Required task » Every record below should be written out exactly; pictures stay out.

Provided entries »
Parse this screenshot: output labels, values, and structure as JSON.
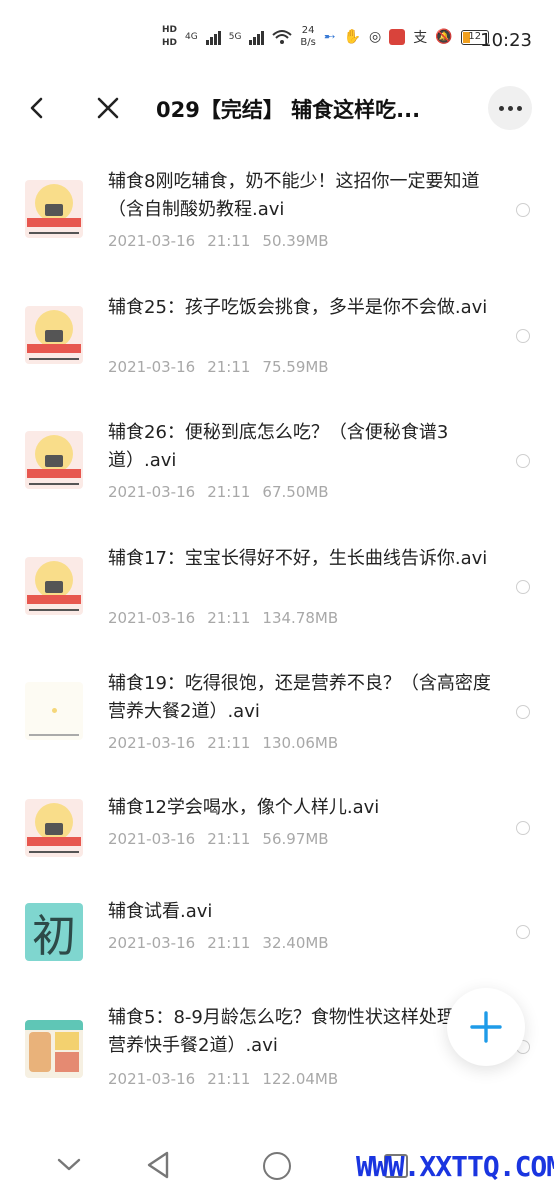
{
  "status_bar": {
    "hd_top": "HD",
    "hd_bottom": "HD",
    "net1": "4G",
    "net2": "5G",
    "speed_value": "24",
    "speed_unit": "B/s",
    "battery": "12",
    "time": "10:23",
    "icons": [
      "nfc-icon",
      "hand-icon",
      "ring-icon",
      "app-icon",
      "alipay-icon",
      "mute-icon"
    ]
  },
  "header": {
    "title": "029【完结】 辅食这样吃..."
  },
  "files": [
    {
      "name": "辅食8刚吃辅食，奶不能少！这招你一定要知道（含自制酸奶教程.avi",
      "date": "2021-03-16",
      "time": "21:11",
      "size": "50.39MB",
      "thumb": "cake"
    },
    {
      "name": "辅食25：孩子吃饭会挑食，多半是你不会做.avi",
      "date": "2021-03-16",
      "time": "21:11",
      "size": "75.59MB",
      "thumb": "cake"
    },
    {
      "name": "辅食26：便秘到底怎么吃？（含便秘食谱3道）.avi",
      "date": "2021-03-16",
      "time": "21:11",
      "size": "67.50MB",
      "thumb": "cake"
    },
    {
      "name": "辅食17：宝宝长得好不好，生长曲线告诉你.avi",
      "date": "2021-03-16",
      "time": "21:11",
      "size": "134.78MB",
      "thumb": "cake"
    },
    {
      "name": "辅食19：吃得很饱，还是营养不良？（含高密度营养大餐2道）.avi",
      "date": "2021-03-16",
      "time": "21:11",
      "size": "130.06MB",
      "thumb": "pale"
    },
    {
      "name": "辅食12学会喝水，像个人样儿.avi",
      "date": "2021-03-16",
      "time": "21:11",
      "size": "56.97MB",
      "thumb": "cake"
    },
    {
      "name": "辅食试看.avi",
      "date": "2021-03-16",
      "time": "21:11",
      "size": "32.40MB",
      "thumb": "char",
      "thumb_char": "初"
    },
    {
      "name": "辅食5：8-9月龄怎么吃？食物性状这样处理（含营养快手餐2道）.avi",
      "date": "2021-03-16",
      "time": "21:11",
      "size": "122.04MB",
      "thumb": "food"
    }
  ],
  "watermark": "WWW.XXTTQ.COM",
  "colors": {
    "accent": "#1e9be8",
    "meta_text": "#a8a8a8",
    "watermark": "#1a35e0"
  }
}
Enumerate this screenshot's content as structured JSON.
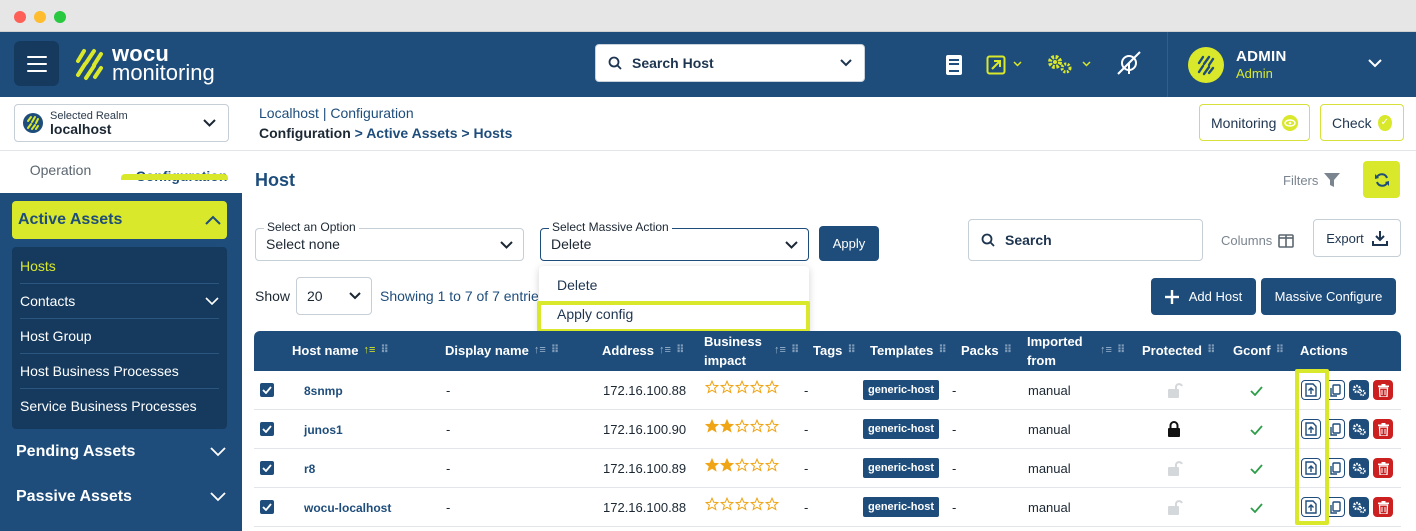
{
  "colors": {
    "primary": "#1e4d7b",
    "accent": "#d9e82a",
    "danger": "#cc1f1f"
  },
  "header": {
    "logo_line1": "wocu",
    "logo_line2": "monitoring",
    "search_host": "Search Host",
    "user_name": "ADMIN",
    "user_role": "Admin",
    "icons": [
      "book-icon",
      "external-link-icon",
      "gears-icon",
      "no-signal-icon"
    ]
  },
  "realm": {
    "label": "Selected Realm",
    "value": "localhost"
  },
  "breadcrumb": {
    "line1": "Localhost | Configuration",
    "root": "Configuration",
    "trail": " > Active Assets > Hosts"
  },
  "topbuttons": {
    "monitoring": "Monitoring",
    "check": "Check"
  },
  "sidebar": {
    "tabs": [
      "Operation",
      "Configuration"
    ],
    "active_section": "Active Assets",
    "items": [
      {
        "label": "Hosts"
      },
      {
        "label": "Contacts"
      },
      {
        "label": "Host Group"
      },
      {
        "label": "Host Business Processes"
      },
      {
        "label": "Service Business Processes"
      }
    ],
    "sections": [
      "Pending Assets",
      "Passive Assets"
    ]
  },
  "main": {
    "title": "Host",
    "filters": "Filters",
    "select_option": {
      "label": "Select an Option",
      "value": "Select none"
    },
    "massive_action": {
      "label": "Select Massive Action",
      "value": "Delete",
      "options": [
        "Delete",
        "Apply config"
      ]
    },
    "apply": "Apply",
    "search": "Search",
    "columns": "Columns",
    "export": "Export",
    "show_label": "Show",
    "show_value": "20",
    "showing_text": "Showing 1 to 7 of 7 entries",
    "add_host": "Add Host",
    "massive_configure": "Massive Configure"
  },
  "table": {
    "headers": {
      "host_name": "Host name",
      "display_name": "Display name",
      "address": "Address",
      "business_impact": "Business impact",
      "tags": "Tags",
      "templates": "Templates",
      "packs": "Packs",
      "imported_from": "Imported from",
      "protected": "Protected",
      "gconf": "Gconf",
      "actions": "Actions"
    },
    "rows": [
      {
        "host": "8snmp",
        "display": "-",
        "address": "172.16.100.88",
        "impact": 0,
        "tags": "-",
        "template": "generic-host",
        "packs": "-",
        "imported": "manual",
        "protected": false
      },
      {
        "host": "junos1",
        "display": "-",
        "address": "172.16.100.90",
        "impact": 2,
        "tags": "-",
        "template": "generic-host",
        "packs": "-",
        "imported": "manual",
        "protected": true
      },
      {
        "host": "r8",
        "display": "-",
        "address": "172.16.100.89",
        "impact": 2,
        "tags": "-",
        "template": "generic-host",
        "packs": "-",
        "imported": "manual",
        "protected": false
      },
      {
        "host": "wocu-localhost",
        "display": "-",
        "address": "172.16.100.88",
        "impact": 0,
        "tags": "-",
        "template": "generic-host",
        "packs": "-",
        "imported": "manual",
        "protected": false
      }
    ]
  }
}
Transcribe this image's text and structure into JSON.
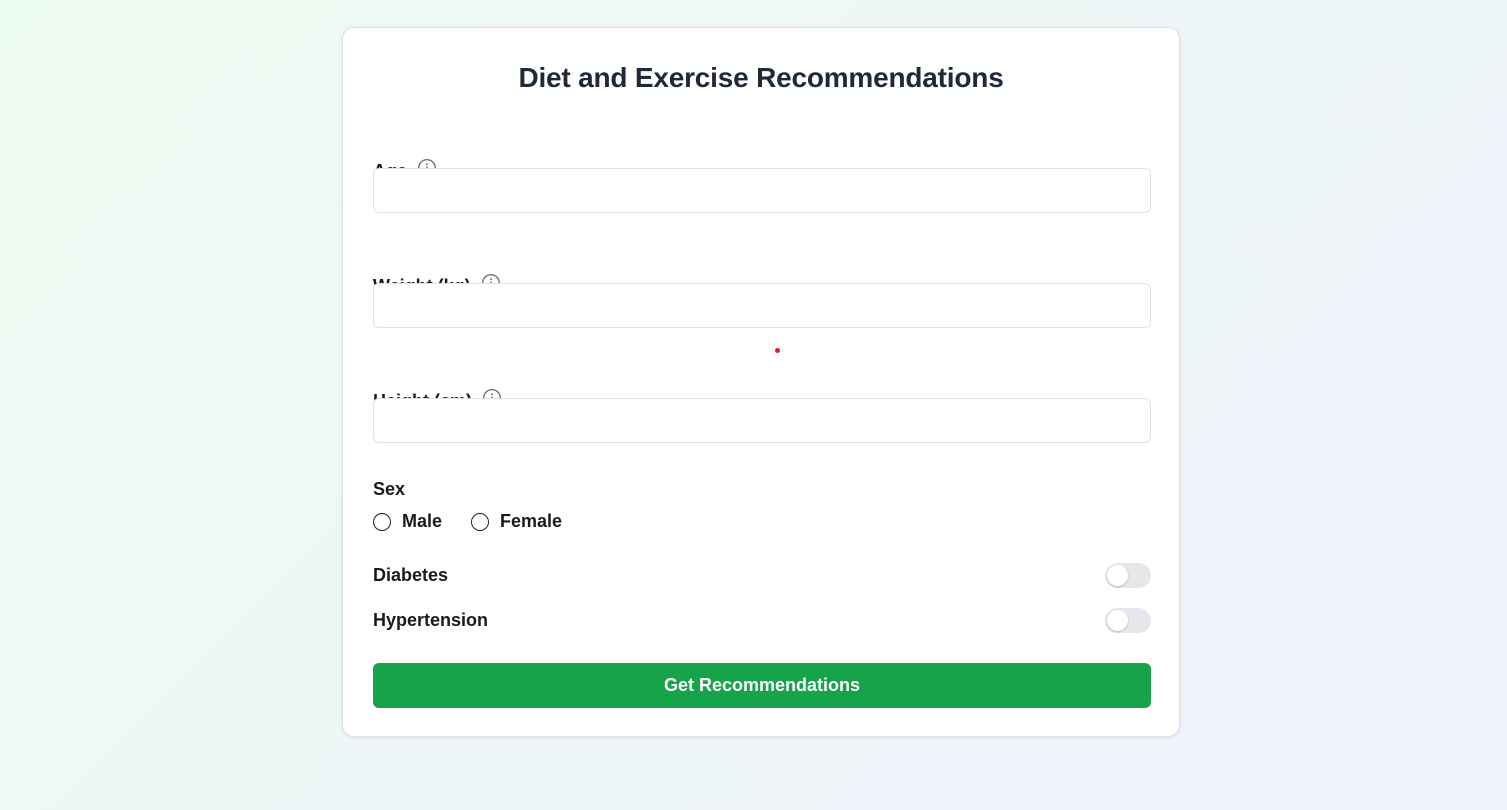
{
  "form": {
    "title": "Diet and Exercise Recommendations",
    "fields": {
      "age": {
        "label": "Age",
        "value": "",
        "icon": "info-icon"
      },
      "weight": {
        "label": "Weight (kg)",
        "value": "",
        "icon": "info-icon"
      },
      "height": {
        "label": "Height (cm)",
        "value": "",
        "icon": "info-icon"
      }
    },
    "sex": {
      "label": "Sex",
      "options": [
        "Male",
        "Female"
      ],
      "selected": null
    },
    "toggles": {
      "diabetes": {
        "label": "Diabetes",
        "on": false
      },
      "hypertension": {
        "label": "Hypertension",
        "on": false
      }
    },
    "submit_label": "Get Recommendations"
  },
  "colors": {
    "accent": "#16a34a",
    "toggle_off": "#e5e7eb",
    "title_text": "#1f2937"
  }
}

Output »
Parse this screenshot: output labels, values, and structure as JSON.
{
  "status_bar": {
    "hd_top": "HD",
    "hd_bottom": "HD",
    "net1": "4G",
    "net2": "5G",
    "speed_value": "24",
    "speed_unit": "B/s",
    "battery": "12",
    "time": "10:23",
    "icons": [
      "nfc-icon",
      "hand-icon",
      "ring-icon",
      "app-icon",
      "alipay-icon",
      "mute-icon"
    ]
  },
  "header": {
    "title": "029【完结】 辅食这样吃..."
  },
  "files": [
    {
      "name": "辅食8刚吃辅食，奶不能少！这招你一定要知道（含自制酸奶教程.avi",
      "date": "2021-03-16",
      "time": "21:11",
      "size": "50.39MB",
      "thumb": "cake"
    },
    {
      "name": "辅食25：孩子吃饭会挑食，多半是你不会做.avi",
      "date": "2021-03-16",
      "time": "21:11",
      "size": "75.59MB",
      "thumb": "cake"
    },
    {
      "name": "辅食26：便秘到底怎么吃？（含便秘食谱3道）.avi",
      "date": "2021-03-16",
      "time": "21:11",
      "size": "67.50MB",
      "thumb": "cake"
    },
    {
      "name": "辅食17：宝宝长得好不好，生长曲线告诉你.avi",
      "date": "2021-03-16",
      "time": "21:11",
      "size": "134.78MB",
      "thumb": "cake"
    },
    {
      "name": "辅食19：吃得很饱，还是营养不良？（含高密度营养大餐2道）.avi",
      "date": "2021-03-16",
      "time": "21:11",
      "size": "130.06MB",
      "thumb": "pale"
    },
    {
      "name": "辅食12学会喝水，像个人样儿.avi",
      "date": "2021-03-16",
      "time": "21:11",
      "size": "56.97MB",
      "thumb": "cake"
    },
    {
      "name": "辅食试看.avi",
      "date": "2021-03-16",
      "time": "21:11",
      "size": "32.40MB",
      "thumb": "char",
      "thumb_char": "初"
    },
    {
      "name": "辅食5：8-9月龄怎么吃？食物性状这样处理（含营养快手餐2道）.avi",
      "date": "2021-03-16",
      "time": "21:11",
      "size": "122.04MB",
      "thumb": "food"
    }
  ],
  "watermark": "WWW.XXTTQ.COM",
  "colors": {
    "accent": "#1e9be8",
    "meta_text": "#a8a8a8",
    "watermark": "#1a35e0"
  }
}
Enumerate this screenshot's content as structured JSON.
{
  "colors": {
    "primary": "#1e4d7b",
    "accent": "#d9e82a",
    "danger": "#cc1f1f"
  },
  "header": {
    "logo_line1": "wocu",
    "logo_line2": "monitoring",
    "search_host": "Search Host",
    "user_name": "ADMIN",
    "user_role": "Admin",
    "icons": [
      "book-icon",
      "external-link-icon",
      "gears-icon",
      "no-signal-icon"
    ]
  },
  "realm": {
    "label": "Selected Realm",
    "value": "localhost"
  },
  "breadcrumb": {
    "line1": "Localhost | Configuration",
    "root": "Configuration",
    "trail": " > Active Assets > Hosts"
  },
  "topbuttons": {
    "monitoring": "Monitoring",
    "check": "Check"
  },
  "sidebar": {
    "tabs": [
      "Operation",
      "Configuration"
    ],
    "active_section": "Active Assets",
    "items": [
      {
        "label": "Hosts"
      },
      {
        "label": "Contacts"
      },
      {
        "label": "Host Group"
      },
      {
        "label": "Host Business Processes"
      },
      {
        "label": "Service Business Processes"
      }
    ],
    "sections": [
      "Pending Assets",
      "Passive Assets"
    ]
  },
  "main": {
    "title": "Host",
    "filters": "Filters",
    "select_option": {
      "label": "Select an Option",
      "value": "Select none"
    },
    "massive_action": {
      "label": "Select Massive Action",
      "value": "Delete",
      "options": [
        "Delete",
        "Apply config"
      ]
    },
    "apply": "Apply",
    "search": "Search",
    "columns": "Columns",
    "export": "Export",
    "show_label": "Show",
    "show_value": "20",
    "showing_text": "Showing 1 to 7 of 7 entries",
    "add_host": "Add Host",
    "massive_configure": "Massive Configure"
  },
  "table": {
    "headers": {
      "host_name": "Host name",
      "display_name": "Display name",
      "address": "Address",
      "business_impact": "Business impact",
      "tags": "Tags",
      "templates": "Templates",
      "packs": "Packs",
      "imported_from": "Imported from",
      "protected": "Protected",
      "gconf": "Gconf",
      "actions": "Actions"
    },
    "rows": [
      {
        "host": "8snmp",
        "display": "-",
        "address": "172.16.100.88",
        "impact": 0,
        "tags": "-",
        "template": "generic-host",
        "packs": "-",
        "imported": "manual",
        "protected": false
      },
      {
        "host": "junos1",
        "display": "-",
        "address": "172.16.100.90",
        "impact": 2,
        "tags": "-",
        "template": "generic-host",
        "packs": "-",
        "imported": "manual",
        "protected": true
      },
      {
        "host": "r8",
        "display": "-",
        "address": "172.16.100.89",
        "impact": 2,
        "tags": "-",
        "template": "generic-host",
        "packs": "-",
        "imported": "manual",
        "protected": false
      },
      {
        "host": "wocu-localhost",
        "display": "-",
        "address": "172.16.100.88",
        "impact": 0,
        "tags": "-",
        "template": "generic-host",
        "packs": "-",
        "imported": "manual",
        "protected": false
      }
    ]
  }
}
Transcribe this image's text and structure into JSON.
{
  "form": {
    "title": "Diet and Exercise Recommendations",
    "fields": {
      "age": {
        "label": "Age",
        "value": "",
        "icon": "info-icon"
      },
      "weight": {
        "label": "Weight (kg)",
        "value": "",
        "icon": "info-icon"
      },
      "height": {
        "label": "Height (cm)",
        "value": "",
        "icon": "info-icon"
      }
    },
    "sex": {
      "label": "Sex",
      "options": [
        "Male",
        "Female"
      ],
      "selected": null
    },
    "toggles": {
      "diabetes": {
        "label": "Diabetes",
        "on": false
      },
      "hypertension": {
        "label": "Hypertension",
        "on": false
      }
    },
    "submit_label": "Get Recommendations"
  },
  "colors": {
    "accent": "#16a34a",
    "toggle_off": "#e5e7eb",
    "title_text": "#1f2937"
  }
}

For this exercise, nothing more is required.